A.M.CHOO1, S DAVIS1, A BARBOZA1, M MANZANO1, A HU1, M OSBORNE1, Q CHANG1, E LEAHY1, T HANANIA1
1PsychoGenics Inc., Tarrytown, NY, USA
Clinically, chronic pain and affective disorders often occur as co-morbidities. We studied the development of anxiety in a model of chronic constrictive injury (CCI) to the sciatic nerve in Sprague-Dawley rats. Compared to uninjured animals, CCI rats exhibited sensorimotor deficits such as chronic mechanical allodynia as measured in the von Frey filament test, heighten sensitivity in the cold plate test, as well as motor deficits in the rotarod test. In the NeuroCube system, PGI’s proprietary gait analysis technology, CCI animals show significant discrimination in multivariate analyses of gait, body motion, paw position, rhythmicity and imaging features. CCI animals show reduced paw pressure on the injured hind paw as well as significant deficits in gait features such as speed, stride length, and rhythmic limb coordination. These sensory pain indicators and motor impairments were significantly reduced with gabapentin treatment. CCI animals exhibited reduced open arm time in the elevated plus maze indicative of increased anxiety. These results illustrate that the CCI model of chronic neuropathic pain alters the anxiety phenotype in Sprague-Dawley rats and this model may be useful for assessing the development of affective co-morbidities over time.

▸ **ACTION ITEM**:
Answer from the abstract:
1. Which strain of rats was studied?
2. Which treatment significantly reduced the sensory pain indicators and motor impairments?
3. In which test did CCI animals show reduced open arm time?

▸ **EXTRACTED RECORDS**:

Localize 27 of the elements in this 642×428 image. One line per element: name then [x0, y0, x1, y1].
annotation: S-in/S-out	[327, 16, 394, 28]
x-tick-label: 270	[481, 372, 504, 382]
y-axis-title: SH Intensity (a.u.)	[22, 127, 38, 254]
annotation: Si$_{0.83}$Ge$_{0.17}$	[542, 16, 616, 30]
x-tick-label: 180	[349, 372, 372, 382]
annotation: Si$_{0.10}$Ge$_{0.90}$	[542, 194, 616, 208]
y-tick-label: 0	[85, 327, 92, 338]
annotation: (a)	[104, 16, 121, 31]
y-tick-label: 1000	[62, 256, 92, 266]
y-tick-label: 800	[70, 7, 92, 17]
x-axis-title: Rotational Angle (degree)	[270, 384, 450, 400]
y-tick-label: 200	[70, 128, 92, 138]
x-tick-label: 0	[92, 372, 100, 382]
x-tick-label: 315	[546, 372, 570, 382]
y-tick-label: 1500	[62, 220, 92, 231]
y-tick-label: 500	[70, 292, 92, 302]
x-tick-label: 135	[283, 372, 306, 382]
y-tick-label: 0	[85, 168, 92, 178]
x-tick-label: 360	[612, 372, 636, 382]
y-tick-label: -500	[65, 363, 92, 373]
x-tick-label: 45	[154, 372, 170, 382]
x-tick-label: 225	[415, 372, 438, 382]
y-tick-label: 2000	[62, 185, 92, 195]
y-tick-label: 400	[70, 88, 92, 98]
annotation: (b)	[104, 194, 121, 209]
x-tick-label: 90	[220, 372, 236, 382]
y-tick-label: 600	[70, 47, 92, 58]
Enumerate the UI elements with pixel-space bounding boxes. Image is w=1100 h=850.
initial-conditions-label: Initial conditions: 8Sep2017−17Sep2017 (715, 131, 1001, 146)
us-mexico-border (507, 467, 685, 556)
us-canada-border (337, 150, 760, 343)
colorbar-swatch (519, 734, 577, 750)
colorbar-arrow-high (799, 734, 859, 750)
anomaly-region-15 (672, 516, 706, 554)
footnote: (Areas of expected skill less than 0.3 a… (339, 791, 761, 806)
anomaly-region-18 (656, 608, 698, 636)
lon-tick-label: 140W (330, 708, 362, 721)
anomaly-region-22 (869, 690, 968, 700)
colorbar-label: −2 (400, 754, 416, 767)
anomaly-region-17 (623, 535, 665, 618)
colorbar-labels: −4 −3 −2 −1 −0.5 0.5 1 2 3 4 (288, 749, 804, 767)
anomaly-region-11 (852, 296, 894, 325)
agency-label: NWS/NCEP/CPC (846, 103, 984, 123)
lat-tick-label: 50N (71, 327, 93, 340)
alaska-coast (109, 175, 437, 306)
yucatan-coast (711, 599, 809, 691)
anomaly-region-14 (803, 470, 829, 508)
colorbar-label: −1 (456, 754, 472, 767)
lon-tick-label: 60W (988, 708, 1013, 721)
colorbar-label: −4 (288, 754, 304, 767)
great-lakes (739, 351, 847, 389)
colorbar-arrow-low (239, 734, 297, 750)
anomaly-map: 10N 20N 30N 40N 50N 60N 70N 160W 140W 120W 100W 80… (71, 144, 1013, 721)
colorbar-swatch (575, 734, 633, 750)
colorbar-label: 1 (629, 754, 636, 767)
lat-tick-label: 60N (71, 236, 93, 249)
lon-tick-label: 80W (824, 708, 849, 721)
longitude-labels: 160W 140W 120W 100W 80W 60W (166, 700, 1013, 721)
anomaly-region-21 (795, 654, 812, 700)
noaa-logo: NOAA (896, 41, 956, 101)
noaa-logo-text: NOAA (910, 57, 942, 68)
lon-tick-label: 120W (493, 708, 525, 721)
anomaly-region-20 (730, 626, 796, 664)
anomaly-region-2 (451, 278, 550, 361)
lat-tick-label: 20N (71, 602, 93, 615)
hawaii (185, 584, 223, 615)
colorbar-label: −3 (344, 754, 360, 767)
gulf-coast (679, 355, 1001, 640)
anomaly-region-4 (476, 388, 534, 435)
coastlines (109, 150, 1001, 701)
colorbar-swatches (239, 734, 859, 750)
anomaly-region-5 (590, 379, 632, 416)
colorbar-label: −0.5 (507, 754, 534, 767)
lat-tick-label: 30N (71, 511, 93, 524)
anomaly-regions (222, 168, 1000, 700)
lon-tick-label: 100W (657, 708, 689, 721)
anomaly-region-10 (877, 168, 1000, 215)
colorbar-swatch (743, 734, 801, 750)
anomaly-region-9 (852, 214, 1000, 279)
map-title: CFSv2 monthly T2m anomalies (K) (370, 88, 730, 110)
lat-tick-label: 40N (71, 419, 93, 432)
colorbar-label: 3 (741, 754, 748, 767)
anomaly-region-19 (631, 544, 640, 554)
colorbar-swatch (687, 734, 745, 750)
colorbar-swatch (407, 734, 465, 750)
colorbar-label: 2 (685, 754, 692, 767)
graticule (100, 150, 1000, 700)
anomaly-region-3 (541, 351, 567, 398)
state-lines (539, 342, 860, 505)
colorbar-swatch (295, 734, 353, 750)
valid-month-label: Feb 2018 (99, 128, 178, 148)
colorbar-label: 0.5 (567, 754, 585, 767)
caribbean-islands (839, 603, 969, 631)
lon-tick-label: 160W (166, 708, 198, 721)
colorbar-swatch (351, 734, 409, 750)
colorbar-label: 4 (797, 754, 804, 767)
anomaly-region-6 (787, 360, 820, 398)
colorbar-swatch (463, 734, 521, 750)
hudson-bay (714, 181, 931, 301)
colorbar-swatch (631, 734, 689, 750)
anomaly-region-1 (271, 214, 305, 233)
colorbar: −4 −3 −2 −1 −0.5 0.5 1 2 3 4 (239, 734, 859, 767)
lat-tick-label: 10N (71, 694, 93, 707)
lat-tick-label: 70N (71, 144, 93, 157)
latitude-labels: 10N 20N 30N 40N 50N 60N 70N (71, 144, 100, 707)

▸ **RESPONSE BELOW**:
1. Sprague-Dawley rats
2. Gabapentin
3. The elevated plus maze